**Task details**
Return the listing below exactly, with the pictures dropped.

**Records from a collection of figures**
== == ==
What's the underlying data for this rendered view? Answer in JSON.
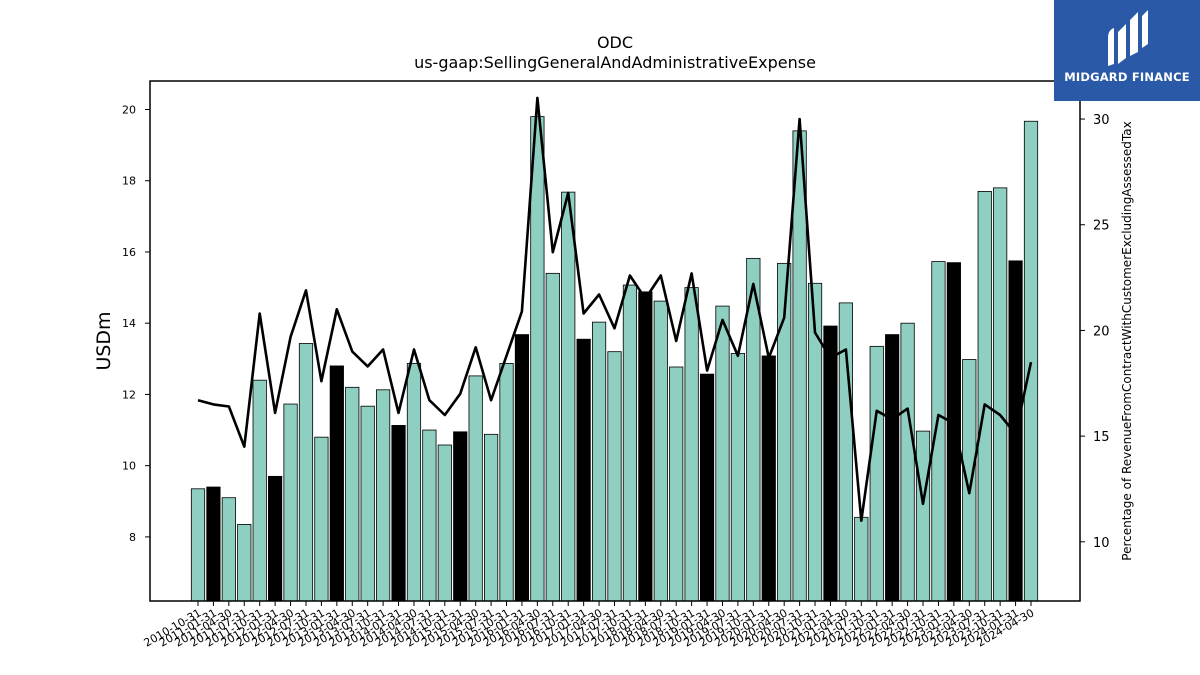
{
  "brand": {
    "name": "MIDGARD FINANCE"
  },
  "chart_data": {
    "type": "bar",
    "title": "ODC",
    "subtitle": "us-gaap:SellingGeneralAndAdministrativeExpense",
    "ylabel": "USDm",
    "y2label": "Percentage of RevenueFromContractWithCustomerExcludingAssessedTax",
    "ylim": [
      6.2,
      20.8
    ],
    "y2lim": [
      7.2,
      31.8
    ],
    "yticks": [
      8,
      10,
      12,
      14,
      16,
      18,
      20
    ],
    "y2ticks": [
      10,
      15,
      20,
      25,
      30
    ],
    "bar_color_default": "#8ecfc2",
    "bar_color_highlight": "#000000",
    "line_color": "#000000",
    "grid": false,
    "categories": [
      "2010-10-31",
      "2011-01-31",
      "2011-04-30",
      "2011-07-31",
      "2011-10-31",
      "2012-01-31",
      "2012-04-30",
      "2012-07-31",
      "2012-10-31",
      "2013-01-31",
      "2013-04-30",
      "2013-07-31",
      "2013-10-31",
      "2014-01-31",
      "2014-04-30",
      "2014-07-31",
      "2014-10-31",
      "2015-01-31",
      "2015-04-30",
      "2015-07-31",
      "2015-10-31",
      "2016-01-31",
      "2016-04-30",
      "2016-07-31",
      "2016-10-31",
      "2017-01-31",
      "2017-04-30",
      "2017-07-31",
      "2017-10-31",
      "2018-01-31",
      "2018-04-30",
      "2018-07-31",
      "2018-10-31",
      "2019-01-31",
      "2019-04-30",
      "2019-07-31",
      "2019-10-31",
      "2020-01-31",
      "2020-04-30",
      "2020-07-31",
      "2020-10-31",
      "2021-01-31",
      "2021-04-30",
      "2021-07-31",
      "2021-10-31",
      "2022-01-31",
      "2022-04-30",
      "2022-07-31",
      "2022-10-31",
      "2023-01-31",
      "2023-04-30",
      "2023-07-31",
      "2023-10-31",
      "2024-01-31",
      "2024-04-30"
    ],
    "xtick_labels": [
      "2010-10-31",
      "2011-01-31",
      "2011-04-30",
      "2011-07-31",
      "2011-10-31",
      "2012-01-31",
      "2012-04-30",
      "2012-07-31",
      "2012-10-31",
      "2013-01-31",
      "2013-04-30",
      "2013-07-31",
      "2013-10-31",
      "2014-01-31",
      "2014-04-30",
      "2014-07-31",
      "2014-10-31",
      "2015-01-31",
      "2015-04-30",
      "2015-07-31",
      "2015-10-31",
      "2016-01-31",
      "2016-04-30",
      "2016-07-31",
      "2016-10-31",
      "2017-01-31",
      "2017-04-30",
      "2017-07-31",
      "2017-10-31",
      "2018-01-31",
      "2018-04-30",
      "2018-07-31",
      "2018-10-31",
      "2019-01-31",
      "2019-04-30",
      "2019-07-31",
      "2019-10-31",
      "2020-01-31",
      "2020-04-30",
      "2020-07-31",
      "2020-10-31",
      "2021-01-31",
      "2021-04-30",
      "2021-07-31",
      "2021-10-31",
      "2022-01-31",
      "2022-04-30",
      "2022-07-31",
      "2022-10-31",
      "2023-01-31",
      "2023-04-30",
      "2023-07-31",
      "2023-10-31",
      "2024-01-31",
      "2024-04-30"
    ],
    "values": [
      9.35,
      9.4,
      9.1,
      8.35,
      12.4,
      9.7,
      11.73,
      13.43,
      10.8,
      12.8,
      12.2,
      11.67,
      12.13,
      11.13,
      12.87,
      11.0,
      10.58,
      10.95,
      12.52,
      10.88,
      12.87,
      13.68,
      19.8,
      15.4,
      17.68,
      13.55,
      14.03,
      13.2,
      15.07,
      14.88,
      14.62,
      12.77,
      15.0,
      12.57,
      14.48,
      13.15,
      15.82,
      13.08,
      15.68,
      19.4,
      15.12,
      13.92,
      14.57,
      8.55,
      13.35,
      13.68,
      14.0,
      10.97,
      15.73,
      15.7,
      12.98,
      17.7,
      17.8,
      15.75,
      19.67
    ],
    "highlight": [
      false,
      true,
      false,
      false,
      false,
      true,
      false,
      false,
      false,
      true,
      false,
      false,
      false,
      true,
      false,
      false,
      false,
      true,
      false,
      false,
      false,
      true,
      false,
      false,
      false,
      true,
      false,
      false,
      false,
      true,
      false,
      false,
      false,
      true,
      false,
      false,
      false,
      true,
      false,
      false,
      false,
      true,
      false,
      false,
      false,
      true,
      false,
      false,
      false,
      true,
      false,
      false,
      false,
      true,
      false
    ],
    "line_values": [
      16.7,
      16.5,
      16.4,
      14.5,
      20.8,
      16.1,
      19.7,
      21.9,
      17.6,
      21.0,
      19.0,
      18.3,
      19.1,
      16.1,
      19.1,
      16.7,
      16.0,
      17.0,
      19.2,
      16.7,
      18.8,
      20.9,
      31.0,
      23.7,
      26.5,
      20.8,
      21.7,
      20.1,
      22.6,
      21.5,
      22.6,
      19.5,
      22.7,
      18.1,
      20.5,
      18.8,
      22.2,
      18.7,
      20.6,
      30.0,
      19.9,
      18.7,
      19.1,
      11.0,
      16.2,
      15.8,
      16.3,
      11.8,
      16.0,
      15.6,
      12.3,
      16.5,
      16.0,
      15.1,
      18.5
    ]
  }
}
== == ==
**Full answer**
What's the underlying data for this rendered view? Answer in JSON.
{
  "brand": {
    "name": "MIDGARD FINANCE"
  },
  "chart_data": {
    "type": "bar",
    "title": "ODC",
    "subtitle": "us-gaap:SellingGeneralAndAdministrativeExpense",
    "ylabel": "USDm",
    "y2label": "Percentage of RevenueFromContractWithCustomerExcludingAssessedTax",
    "ylim": [
      6.2,
      20.8
    ],
    "y2lim": [
      7.2,
      31.8
    ],
    "yticks": [
      8,
      10,
      12,
      14,
      16,
      18,
      20
    ],
    "y2ticks": [
      10,
      15,
      20,
      25,
      30
    ],
    "bar_color_default": "#8ecfc2",
    "bar_color_highlight": "#000000",
    "line_color": "#000000",
    "grid": false,
    "categories": [
      "2010-10-31",
      "2011-01-31",
      "2011-04-30",
      "2011-07-31",
      "2011-10-31",
      "2012-01-31",
      "2012-04-30",
      "2012-07-31",
      "2012-10-31",
      "2013-01-31",
      "2013-04-30",
      "2013-07-31",
      "2013-10-31",
      "2014-01-31",
      "2014-04-30",
      "2014-07-31",
      "2014-10-31",
      "2015-01-31",
      "2015-04-30",
      "2015-07-31",
      "2015-10-31",
      "2016-01-31",
      "2016-04-30",
      "2016-07-31",
      "2016-10-31",
      "2017-01-31",
      "2017-04-30",
      "2017-07-31",
      "2017-10-31",
      "2018-01-31",
      "2018-04-30",
      "2018-07-31",
      "2018-10-31",
      "2019-01-31",
      "2019-04-30",
      "2019-07-31",
      "2019-10-31",
      "2020-01-31",
      "2020-04-30",
      "2020-07-31",
      "2020-10-31",
      "2021-01-31",
      "2021-04-30",
      "2021-07-31",
      "2021-10-31",
      "2022-01-31",
      "2022-04-30",
      "2022-07-31",
      "2022-10-31",
      "2023-01-31",
      "2023-04-30",
      "2023-07-31",
      "2023-10-31",
      "2024-01-31",
      "2024-04-30"
    ],
    "xtick_labels": [
      "2010-10-31",
      "2011-01-31",
      "2011-04-30",
      "2011-07-31",
      "2011-10-31",
      "2012-01-31",
      "2012-04-30",
      "2012-07-31",
      "2012-10-31",
      "2013-01-31",
      "2013-04-30",
      "2013-07-31",
      "2013-10-31",
      "2014-01-31",
      "2014-04-30",
      "2014-07-31",
      "2014-10-31",
      "2015-01-31",
      "2015-04-30",
      "2015-07-31",
      "2015-10-31",
      "2016-01-31",
      "2016-04-30",
      "2016-07-31",
      "2016-10-31",
      "2017-01-31",
      "2017-04-30",
      "2017-07-31",
      "2017-10-31",
      "2018-01-31",
      "2018-04-30",
      "2018-07-31",
      "2018-10-31",
      "2019-01-31",
      "2019-04-30",
      "2019-07-31",
      "2019-10-31",
      "2020-01-31",
      "2020-04-30",
      "2020-07-31",
      "2020-10-31",
      "2021-01-31",
      "2021-04-30",
      "2021-07-31",
      "2021-10-31",
      "2022-01-31",
      "2022-04-30",
      "2022-07-31",
      "2022-10-31",
      "2023-01-31",
      "2023-04-30",
      "2023-07-31",
      "2023-10-31",
      "2024-01-31",
      "2024-04-30"
    ],
    "values": [
      9.35,
      9.4,
      9.1,
      8.35,
      12.4,
      9.7,
      11.73,
      13.43,
      10.8,
      12.8,
      12.2,
      11.67,
      12.13,
      11.13,
      12.87,
      11.0,
      10.58,
      10.95,
      12.52,
      10.88,
      12.87,
      13.68,
      19.8,
      15.4,
      17.68,
      13.55,
      14.03,
      13.2,
      15.07,
      14.88,
      14.62,
      12.77,
      15.0,
      12.57,
      14.48,
      13.15,
      15.82,
      13.08,
      15.68,
      19.4,
      15.12,
      13.92,
      14.57,
      8.55,
      13.35,
      13.68,
      14.0,
      10.97,
      15.73,
      15.7,
      12.98,
      17.7,
      17.8,
      15.75,
      19.67
    ],
    "highlight": [
      false,
      true,
      false,
      false,
      false,
      true,
      false,
      false,
      false,
      true,
      false,
      false,
      false,
      true,
      false,
      false,
      false,
      true,
      false,
      false,
      false,
      true,
      false,
      false,
      false,
      true,
      false,
      false,
      false,
      true,
      false,
      false,
      false,
      true,
      false,
      false,
      false,
      true,
      false,
      false,
      false,
      true,
      false,
      false,
      false,
      true,
      false,
      false,
      false,
      true,
      false,
      false,
      false,
      true,
      false
    ],
    "line_values": [
      16.7,
      16.5,
      16.4,
      14.5,
      20.8,
      16.1,
      19.7,
      21.9,
      17.6,
      21.0,
      19.0,
      18.3,
      19.1,
      16.1,
      19.1,
      16.7,
      16.0,
      17.0,
      19.2,
      16.7,
      18.8,
      20.9,
      31.0,
      23.7,
      26.5,
      20.8,
      21.7,
      20.1,
      22.6,
      21.5,
      22.6,
      19.5,
      22.7,
      18.1,
      20.5,
      18.8,
      22.2,
      18.7,
      20.6,
      30.0,
      19.9,
      18.7,
      19.1,
      11.0,
      16.2,
      15.8,
      16.3,
      11.8,
      16.0,
      15.6,
      12.3,
      16.5,
      16.0,
      15.1,
      18.5
    ]
  }
}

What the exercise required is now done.